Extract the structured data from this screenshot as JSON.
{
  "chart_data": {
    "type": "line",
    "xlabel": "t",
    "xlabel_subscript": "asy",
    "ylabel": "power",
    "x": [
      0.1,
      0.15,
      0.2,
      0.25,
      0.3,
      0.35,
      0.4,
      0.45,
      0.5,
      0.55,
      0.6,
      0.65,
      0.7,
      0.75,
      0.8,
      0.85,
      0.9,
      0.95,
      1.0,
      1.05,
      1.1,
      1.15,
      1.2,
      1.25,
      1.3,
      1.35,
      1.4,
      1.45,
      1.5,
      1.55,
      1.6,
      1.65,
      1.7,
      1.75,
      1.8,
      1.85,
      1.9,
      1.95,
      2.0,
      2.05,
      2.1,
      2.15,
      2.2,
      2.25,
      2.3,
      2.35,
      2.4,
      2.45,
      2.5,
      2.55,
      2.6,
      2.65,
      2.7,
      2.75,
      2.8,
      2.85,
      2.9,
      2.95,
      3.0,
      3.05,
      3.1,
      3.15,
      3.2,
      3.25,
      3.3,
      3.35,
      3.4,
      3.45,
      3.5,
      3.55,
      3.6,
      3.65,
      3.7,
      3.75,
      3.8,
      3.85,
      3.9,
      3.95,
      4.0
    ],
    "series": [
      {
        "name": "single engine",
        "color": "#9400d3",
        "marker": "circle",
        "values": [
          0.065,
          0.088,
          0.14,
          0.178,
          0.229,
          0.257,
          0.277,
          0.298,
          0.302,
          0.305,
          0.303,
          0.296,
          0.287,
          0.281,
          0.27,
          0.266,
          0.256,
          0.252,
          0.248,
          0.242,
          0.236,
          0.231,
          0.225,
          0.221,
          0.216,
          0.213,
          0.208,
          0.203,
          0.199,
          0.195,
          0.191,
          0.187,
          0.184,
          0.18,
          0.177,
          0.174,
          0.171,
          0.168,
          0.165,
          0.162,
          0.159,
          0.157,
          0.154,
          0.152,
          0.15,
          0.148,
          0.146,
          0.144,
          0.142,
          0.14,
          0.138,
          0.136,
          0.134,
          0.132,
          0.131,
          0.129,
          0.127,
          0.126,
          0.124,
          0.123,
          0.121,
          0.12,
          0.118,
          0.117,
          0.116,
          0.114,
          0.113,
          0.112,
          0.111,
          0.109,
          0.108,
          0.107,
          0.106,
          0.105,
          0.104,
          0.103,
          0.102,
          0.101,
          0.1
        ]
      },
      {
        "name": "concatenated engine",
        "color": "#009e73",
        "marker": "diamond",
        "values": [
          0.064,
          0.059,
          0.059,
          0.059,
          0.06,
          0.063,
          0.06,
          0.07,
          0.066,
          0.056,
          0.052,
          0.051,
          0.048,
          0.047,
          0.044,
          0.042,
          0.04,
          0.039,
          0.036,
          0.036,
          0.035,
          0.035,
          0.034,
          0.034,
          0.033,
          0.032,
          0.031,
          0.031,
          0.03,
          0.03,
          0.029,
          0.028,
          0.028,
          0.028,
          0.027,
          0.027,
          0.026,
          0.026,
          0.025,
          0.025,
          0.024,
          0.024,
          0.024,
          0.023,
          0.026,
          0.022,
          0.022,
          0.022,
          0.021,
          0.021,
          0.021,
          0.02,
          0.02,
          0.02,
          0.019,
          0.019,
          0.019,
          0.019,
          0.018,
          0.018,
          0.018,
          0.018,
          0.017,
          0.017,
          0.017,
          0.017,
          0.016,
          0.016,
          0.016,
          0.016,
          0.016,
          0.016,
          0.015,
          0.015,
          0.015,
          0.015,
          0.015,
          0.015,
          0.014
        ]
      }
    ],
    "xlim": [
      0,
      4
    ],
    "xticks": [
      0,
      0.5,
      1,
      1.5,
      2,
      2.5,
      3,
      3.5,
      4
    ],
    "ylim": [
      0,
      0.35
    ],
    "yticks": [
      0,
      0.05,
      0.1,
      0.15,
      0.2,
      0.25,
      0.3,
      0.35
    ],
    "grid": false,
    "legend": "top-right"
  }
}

- Instructions for the task: Write every line of the material above again, exactly.

- Response for this exercise:
Extract the structured data from this screenshot as JSON.
{
  "chart_data": {
    "type": "line",
    "xlabel": "t",
    "xlabel_subscript": "asy",
    "ylabel": "power",
    "x": [
      0.1,
      0.15,
      0.2,
      0.25,
      0.3,
      0.35,
      0.4,
      0.45,
      0.5,
      0.55,
      0.6,
      0.65,
      0.7,
      0.75,
      0.8,
      0.85,
      0.9,
      0.95,
      1.0,
      1.05,
      1.1,
      1.15,
      1.2,
      1.25,
      1.3,
      1.35,
      1.4,
      1.45,
      1.5,
      1.55,
      1.6,
      1.65,
      1.7,
      1.75,
      1.8,
      1.85,
      1.9,
      1.95,
      2.0,
      2.05,
      2.1,
      2.15,
      2.2,
      2.25,
      2.3,
      2.35,
      2.4,
      2.45,
      2.5,
      2.55,
      2.6,
      2.65,
      2.7,
      2.75,
      2.8,
      2.85,
      2.9,
      2.95,
      3.0,
      3.05,
      3.1,
      3.15,
      3.2,
      3.25,
      3.3,
      3.35,
      3.4,
      3.45,
      3.5,
      3.55,
      3.6,
      3.65,
      3.7,
      3.75,
      3.8,
      3.85,
      3.9,
      3.95,
      4.0
    ],
    "series": [
      {
        "name": "single engine",
        "color": "#9400d3",
        "marker": "circle",
        "values": [
          0.065,
          0.088,
          0.14,
          0.178,
          0.229,
          0.257,
          0.277,
          0.298,
          0.302,
          0.305,
          0.303,
          0.296,
          0.287,
          0.281,
          0.27,
          0.266,
          0.256,
          0.252,
          0.248,
          0.242,
          0.236,
          0.231,
          0.225,
          0.221,
          0.216,
          0.213,
          0.208,
          0.203,
          0.199,
          0.195,
          0.191,
          0.187,
          0.184,
          0.18,
          0.177,
          0.174,
          0.171,
          0.168,
          0.165,
          0.162,
          0.159,
          0.157,
          0.154,
          0.152,
          0.15,
          0.148,
          0.146,
          0.144,
          0.142,
          0.14,
          0.138,
          0.136,
          0.134,
          0.132,
          0.131,
          0.129,
          0.127,
          0.126,
          0.124,
          0.123,
          0.121,
          0.12,
          0.118,
          0.117,
          0.116,
          0.114,
          0.113,
          0.112,
          0.111,
          0.109,
          0.108,
          0.107,
          0.106,
          0.105,
          0.104,
          0.103,
          0.102,
          0.101,
          0.1
        ]
      },
      {
        "name": "concatenated engine",
        "color": "#009e73",
        "marker": "diamond",
        "values": [
          0.064,
          0.059,
          0.059,
          0.059,
          0.06,
          0.063,
          0.06,
          0.07,
          0.066,
          0.056,
          0.052,
          0.051,
          0.048,
          0.047,
          0.044,
          0.042,
          0.04,
          0.039,
          0.036,
          0.036,
          0.035,
          0.035,
          0.034,
          0.034,
          0.033,
          0.032,
          0.031,
          0.031,
          0.03,
          0.03,
          0.029,
          0.028,
          0.028,
          0.028,
          0.027,
          0.027,
          0.026,
          0.026,
          0.025,
          0.025,
          0.024,
          0.024,
          0.024,
          0.023,
          0.026,
          0.022,
          0.022,
          0.022,
          0.021,
          0.021,
          0.021,
          0.02,
          0.02,
          0.02,
          0.019,
          0.019,
          0.019,
          0.019,
          0.018,
          0.018,
          0.018,
          0.018,
          0.017,
          0.017,
          0.017,
          0.017,
          0.016,
          0.016,
          0.016,
          0.016,
          0.016,
          0.016,
          0.015,
          0.015,
          0.015,
          0.015,
          0.015,
          0.015,
          0.014
        ]
      }
    ],
    "xlim": [
      0,
      4
    ],
    "xticks": [
      0,
      0.5,
      1,
      1.5,
      2,
      2.5,
      3,
      3.5,
      4
    ],
    "ylim": [
      0,
      0.35
    ],
    "yticks": [
      0,
      0.05,
      0.1,
      0.15,
      0.2,
      0.25,
      0.3,
      0.35
    ],
    "grid": false,
    "legend": "top-right"
  }
}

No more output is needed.